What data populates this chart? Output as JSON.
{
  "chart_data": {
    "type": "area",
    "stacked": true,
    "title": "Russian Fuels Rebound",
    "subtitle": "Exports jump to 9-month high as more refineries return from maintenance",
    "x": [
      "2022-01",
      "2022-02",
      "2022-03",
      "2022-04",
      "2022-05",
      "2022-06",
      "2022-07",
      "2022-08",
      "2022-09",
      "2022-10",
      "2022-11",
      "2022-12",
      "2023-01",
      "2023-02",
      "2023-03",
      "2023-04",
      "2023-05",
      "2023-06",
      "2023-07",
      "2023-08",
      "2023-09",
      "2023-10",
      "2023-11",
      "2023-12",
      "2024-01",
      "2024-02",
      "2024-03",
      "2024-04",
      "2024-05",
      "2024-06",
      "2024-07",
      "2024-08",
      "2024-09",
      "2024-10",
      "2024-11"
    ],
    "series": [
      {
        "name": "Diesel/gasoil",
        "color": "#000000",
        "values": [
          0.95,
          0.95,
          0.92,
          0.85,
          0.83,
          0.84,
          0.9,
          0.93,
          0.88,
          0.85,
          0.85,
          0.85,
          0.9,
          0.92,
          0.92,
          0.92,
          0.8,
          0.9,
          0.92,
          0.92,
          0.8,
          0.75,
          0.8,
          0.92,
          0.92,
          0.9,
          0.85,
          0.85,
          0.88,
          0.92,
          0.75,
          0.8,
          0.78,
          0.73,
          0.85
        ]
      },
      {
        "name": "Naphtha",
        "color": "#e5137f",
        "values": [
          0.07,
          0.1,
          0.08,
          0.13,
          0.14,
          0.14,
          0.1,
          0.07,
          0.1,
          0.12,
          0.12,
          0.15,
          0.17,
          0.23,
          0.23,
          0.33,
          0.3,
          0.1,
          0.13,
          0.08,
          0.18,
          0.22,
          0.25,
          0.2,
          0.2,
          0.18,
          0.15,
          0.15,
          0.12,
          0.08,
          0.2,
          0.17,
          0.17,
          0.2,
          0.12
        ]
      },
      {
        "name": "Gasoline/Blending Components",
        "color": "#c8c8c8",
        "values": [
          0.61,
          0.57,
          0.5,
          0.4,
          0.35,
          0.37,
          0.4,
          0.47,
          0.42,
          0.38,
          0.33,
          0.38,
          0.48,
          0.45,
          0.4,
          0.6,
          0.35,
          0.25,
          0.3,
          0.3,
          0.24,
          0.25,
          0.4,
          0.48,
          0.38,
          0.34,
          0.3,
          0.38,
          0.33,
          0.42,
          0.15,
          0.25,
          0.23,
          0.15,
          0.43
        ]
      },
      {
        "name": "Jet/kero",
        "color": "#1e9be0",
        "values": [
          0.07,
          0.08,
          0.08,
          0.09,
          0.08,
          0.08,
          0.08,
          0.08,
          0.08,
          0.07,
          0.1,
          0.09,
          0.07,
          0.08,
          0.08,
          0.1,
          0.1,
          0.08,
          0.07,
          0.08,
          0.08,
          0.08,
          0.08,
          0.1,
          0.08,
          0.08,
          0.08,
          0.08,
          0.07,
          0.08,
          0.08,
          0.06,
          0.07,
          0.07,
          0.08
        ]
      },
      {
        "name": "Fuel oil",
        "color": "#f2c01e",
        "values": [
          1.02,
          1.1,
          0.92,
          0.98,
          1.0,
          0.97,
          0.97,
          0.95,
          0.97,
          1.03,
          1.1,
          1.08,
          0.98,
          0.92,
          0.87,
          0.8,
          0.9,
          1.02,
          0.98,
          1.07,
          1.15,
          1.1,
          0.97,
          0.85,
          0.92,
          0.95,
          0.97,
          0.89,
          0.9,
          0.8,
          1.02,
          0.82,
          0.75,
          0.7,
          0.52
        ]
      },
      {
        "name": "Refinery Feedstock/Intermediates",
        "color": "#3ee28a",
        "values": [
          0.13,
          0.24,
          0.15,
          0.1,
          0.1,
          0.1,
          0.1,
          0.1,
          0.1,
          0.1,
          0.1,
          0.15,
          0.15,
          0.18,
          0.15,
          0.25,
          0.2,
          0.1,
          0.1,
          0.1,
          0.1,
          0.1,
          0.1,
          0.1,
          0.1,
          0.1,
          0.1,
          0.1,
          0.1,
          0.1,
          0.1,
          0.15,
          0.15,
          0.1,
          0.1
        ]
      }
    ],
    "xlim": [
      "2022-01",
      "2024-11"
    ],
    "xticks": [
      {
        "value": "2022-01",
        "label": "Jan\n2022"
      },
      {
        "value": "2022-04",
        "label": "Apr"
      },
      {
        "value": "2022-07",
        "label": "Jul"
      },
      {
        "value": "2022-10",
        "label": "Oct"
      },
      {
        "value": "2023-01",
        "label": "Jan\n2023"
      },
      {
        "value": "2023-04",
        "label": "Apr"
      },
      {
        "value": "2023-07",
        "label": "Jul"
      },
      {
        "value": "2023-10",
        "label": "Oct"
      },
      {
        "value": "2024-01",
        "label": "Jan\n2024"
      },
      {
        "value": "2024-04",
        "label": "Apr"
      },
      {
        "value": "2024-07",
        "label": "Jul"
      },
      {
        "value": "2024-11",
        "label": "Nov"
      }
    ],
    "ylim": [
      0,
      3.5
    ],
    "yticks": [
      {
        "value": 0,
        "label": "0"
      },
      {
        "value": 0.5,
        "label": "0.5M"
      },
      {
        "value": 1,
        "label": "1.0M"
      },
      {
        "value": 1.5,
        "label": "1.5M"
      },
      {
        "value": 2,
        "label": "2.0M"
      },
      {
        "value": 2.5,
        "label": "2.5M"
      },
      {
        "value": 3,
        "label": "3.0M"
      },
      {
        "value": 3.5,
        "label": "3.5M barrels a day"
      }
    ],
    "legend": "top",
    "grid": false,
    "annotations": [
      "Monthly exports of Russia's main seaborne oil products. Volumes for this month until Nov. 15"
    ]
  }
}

=== Work to be completed ===
Output every entry shown above, exactly.

=== Answer to this task ===
What data populates this chart? Output as JSON.
{
  "chart_data": {
    "type": "area",
    "stacked": true,
    "title": "Russian Fuels Rebound",
    "subtitle": "Exports jump to 9-month high as more refineries return from maintenance",
    "x": [
      "2022-01",
      "2022-02",
      "2022-03",
      "2022-04",
      "2022-05",
      "2022-06",
      "2022-07",
      "2022-08",
      "2022-09",
      "2022-10",
      "2022-11",
      "2022-12",
      "2023-01",
      "2023-02",
      "2023-03",
      "2023-04",
      "2023-05",
      "2023-06",
      "2023-07",
      "2023-08",
      "2023-09",
      "2023-10",
      "2023-11",
      "2023-12",
      "2024-01",
      "2024-02",
      "2024-03",
      "2024-04",
      "2024-05",
      "2024-06",
      "2024-07",
      "2024-08",
      "2024-09",
      "2024-10",
      "2024-11"
    ],
    "series": [
      {
        "name": "Diesel/gasoil",
        "color": "#000000",
        "values": [
          0.95,
          0.95,
          0.92,
          0.85,
          0.83,
          0.84,
          0.9,
          0.93,
          0.88,
          0.85,
          0.85,
          0.85,
          0.9,
          0.92,
          0.92,
          0.92,
          0.8,
          0.9,
          0.92,
          0.92,
          0.8,
          0.75,
          0.8,
          0.92,
          0.92,
          0.9,
          0.85,
          0.85,
          0.88,
          0.92,
          0.75,
          0.8,
          0.78,
          0.73,
          0.85
        ]
      },
      {
        "name": "Naphtha",
        "color": "#e5137f",
        "values": [
          0.07,
          0.1,
          0.08,
          0.13,
          0.14,
          0.14,
          0.1,
          0.07,
          0.1,
          0.12,
          0.12,
          0.15,
          0.17,
          0.23,
          0.23,
          0.33,
          0.3,
          0.1,
          0.13,
          0.08,
          0.18,
          0.22,
          0.25,
          0.2,
          0.2,
          0.18,
          0.15,
          0.15,
          0.12,
          0.08,
          0.2,
          0.17,
          0.17,
          0.2,
          0.12
        ]
      },
      {
        "name": "Gasoline/Blending Components",
        "color": "#c8c8c8",
        "values": [
          0.61,
          0.57,
          0.5,
          0.4,
          0.35,
          0.37,
          0.4,
          0.47,
          0.42,
          0.38,
          0.33,
          0.38,
          0.48,
          0.45,
          0.4,
          0.6,
          0.35,
          0.25,
          0.3,
          0.3,
          0.24,
          0.25,
          0.4,
          0.48,
          0.38,
          0.34,
          0.3,
          0.38,
          0.33,
          0.42,
          0.15,
          0.25,
          0.23,
          0.15,
          0.43
        ]
      },
      {
        "name": "Jet/kero",
        "color": "#1e9be0",
        "values": [
          0.07,
          0.08,
          0.08,
          0.09,
          0.08,
          0.08,
          0.08,
          0.08,
          0.08,
          0.07,
          0.1,
          0.09,
          0.07,
          0.08,
          0.08,
          0.1,
          0.1,
          0.08,
          0.07,
          0.08,
          0.08,
          0.08,
          0.08,
          0.1,
          0.08,
          0.08,
          0.08,
          0.08,
          0.07,
          0.08,
          0.08,
          0.06,
          0.07,
          0.07,
          0.08
        ]
      },
      {
        "name": "Fuel oil",
        "color": "#f2c01e",
        "values": [
          1.02,
          1.1,
          0.92,
          0.98,
          1.0,
          0.97,
          0.97,
          0.95,
          0.97,
          1.03,
          1.1,
          1.08,
          0.98,
          0.92,
          0.87,
          0.8,
          0.9,
          1.02,
          0.98,
          1.07,
          1.15,
          1.1,
          0.97,
          0.85,
          0.92,
          0.95,
          0.97,
          0.89,
          0.9,
          0.8,
          1.02,
          0.82,
          0.75,
          0.7,
          0.52
        ]
      },
      {
        "name": "Refinery Feedstock/Intermediates",
        "color": "#3ee28a",
        "values": [
          0.13,
          0.24,
          0.15,
          0.1,
          0.1,
          0.1,
          0.1,
          0.1,
          0.1,
          0.1,
          0.1,
          0.15,
          0.15,
          0.18,
          0.15,
          0.25,
          0.2,
          0.1,
          0.1,
          0.1,
          0.1,
          0.1,
          0.1,
          0.1,
          0.1,
          0.1,
          0.1,
          0.1,
          0.1,
          0.1,
          0.1,
          0.15,
          0.15,
          0.1,
          0.1
        ]
      }
    ],
    "xlim": [
      "2022-01",
      "2024-11"
    ],
    "xticks": [
      {
        "value": "2022-01",
        "label": "Jan\n2022"
      },
      {
        "value": "2022-04",
        "label": "Apr"
      },
      {
        "value": "2022-07",
        "label": "Jul"
      },
      {
        "value": "2022-10",
        "label": "Oct"
      },
      {
        "value": "2023-01",
        "label": "Jan\n2023"
      },
      {
        "value": "2023-04",
        "label": "Apr"
      },
      {
        "value": "2023-07",
        "label": "Jul"
      },
      {
        "value": "2023-10",
        "label": "Oct"
      },
      {
        "value": "2024-01",
        "label": "Jan\n2024"
      },
      {
        "value": "2024-04",
        "label": "Apr"
      },
      {
        "value": "2024-07",
        "label": "Jul"
      },
      {
        "value": "2024-11",
        "label": "Nov"
      }
    ],
    "ylim": [
      0,
      3.5
    ],
    "yticks": [
      {
        "value": 0,
        "label": "0"
      },
      {
        "value": 0.5,
        "label": "0.5M"
      },
      {
        "value": 1,
        "label": "1.0M"
      },
      {
        "value": 1.5,
        "label": "1.5M"
      },
      {
        "value": 2,
        "label": "2.0M"
      },
      {
        "value": 2.5,
        "label": "2.5M"
      },
      {
        "value": 3,
        "label": "3.0M"
      },
      {
        "value": 3.5,
        "label": "3.5M barrels a day"
      }
    ],
    "legend": "top",
    "grid": false,
    "annotations": [
      "Monthly exports of Russia's main seaborne oil products. Volumes for this month until Nov. 15"
    ]
  }
}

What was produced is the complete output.